Stored data entries:
· · ·

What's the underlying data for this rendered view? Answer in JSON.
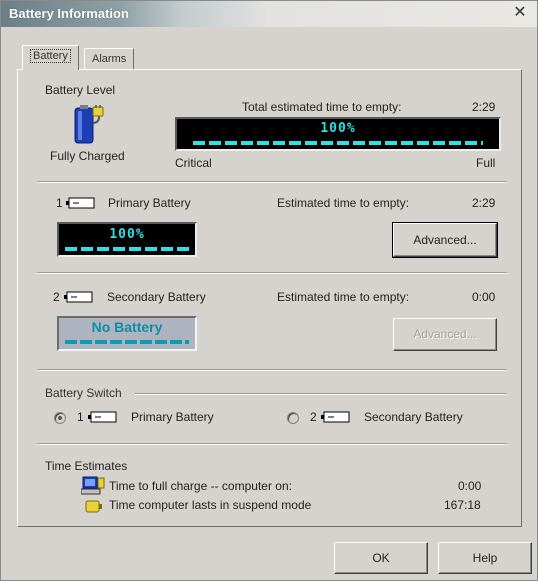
{
  "window": {
    "title": "Battery Information",
    "close_icon": "close-icon"
  },
  "tabs": [
    {
      "label": "Battery",
      "active": true
    },
    {
      "label": "Alarms",
      "active": false
    }
  ],
  "battery_level": {
    "group_title": "Battery Level",
    "status_text": "Fully Charged",
    "total_time_label": "Total estimated time to empty:",
    "total_time_value": "2:29",
    "meter_percent": "100%",
    "meter_fill": 1.0,
    "scale_left": "Critical",
    "scale_right": "Full",
    "icon": "battery-plug-icon"
  },
  "primary": {
    "index": "1",
    "label": "Primary Battery",
    "time_label": "Estimated time to empty:",
    "time_value": "2:29",
    "meter_percent": "100%",
    "advanced_label": "Advanced...",
    "advanced_enabled": true
  },
  "secondary": {
    "index": "2",
    "label": "Secondary Battery",
    "time_label": "Estimated time to empty:",
    "time_value": "0:00",
    "meter_text": "No Battery",
    "advanced_label": "Advanced...",
    "advanced_enabled": false
  },
  "switch": {
    "group_title": "Battery Switch",
    "option1_index": "1",
    "option1_label": "Primary Battery",
    "option1_selected": true,
    "option2_index": "2",
    "option2_label": "Secondary Battery",
    "option2_selected": false
  },
  "estimates": {
    "group_title": "Time Estimates",
    "row1_label": "Time to full charge -- computer on:",
    "row1_value": "0:00",
    "row1_icon": "computer-battery-icon",
    "row2_label": "Time computer lasts in suspend mode",
    "row2_value": "167:18",
    "row2_icon": "suspend-moon-icon"
  },
  "buttons": {
    "ok": "OK",
    "help": "Help"
  },
  "colors": {
    "meter_bg": "#000000",
    "meter_fg": "#2fe0e0",
    "face": "#d6d3ce",
    "no_battery_bg": "#aeb4bf"
  }
}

· · ·

Given exercise - Give back every line exactly as it stands, pictures excluded.

Solution below -
What's the underlying data for this rendered view? Answer in JSON.
{
  "window": {
    "title": "Battery Information",
    "close_icon": "close-icon"
  },
  "tabs": [
    {
      "label": "Battery",
      "active": true
    },
    {
      "label": "Alarms",
      "active": false
    }
  ],
  "battery_level": {
    "group_title": "Battery Level",
    "status_text": "Fully Charged",
    "total_time_label": "Total estimated time to empty:",
    "total_time_value": "2:29",
    "meter_percent": "100%",
    "meter_fill": 1.0,
    "scale_left": "Critical",
    "scale_right": "Full",
    "icon": "battery-plug-icon"
  },
  "primary": {
    "index": "1",
    "label": "Primary Battery",
    "time_label": "Estimated time to empty:",
    "time_value": "2:29",
    "meter_percent": "100%",
    "advanced_label": "Advanced...",
    "advanced_enabled": true
  },
  "secondary": {
    "index": "2",
    "label": "Secondary Battery",
    "time_label": "Estimated time to empty:",
    "time_value": "0:00",
    "meter_text": "No Battery",
    "advanced_label": "Advanced...",
    "advanced_enabled": false
  },
  "switch": {
    "group_title": "Battery Switch",
    "option1_index": "1",
    "option1_label": "Primary Battery",
    "option1_selected": true,
    "option2_index": "2",
    "option2_label": "Secondary Battery",
    "option2_selected": false
  },
  "estimates": {
    "group_title": "Time Estimates",
    "row1_label": "Time to full charge -- computer on:",
    "row1_value": "0:00",
    "row1_icon": "computer-battery-icon",
    "row2_label": "Time computer lasts in suspend mode",
    "row2_value": "167:18",
    "row2_icon": "suspend-moon-icon"
  },
  "buttons": {
    "ok": "OK",
    "help": "Help"
  },
  "colors": {
    "meter_bg": "#000000",
    "meter_fg": "#2fe0e0",
    "face": "#d6d3ce",
    "no_battery_bg": "#aeb4bf"
  }
}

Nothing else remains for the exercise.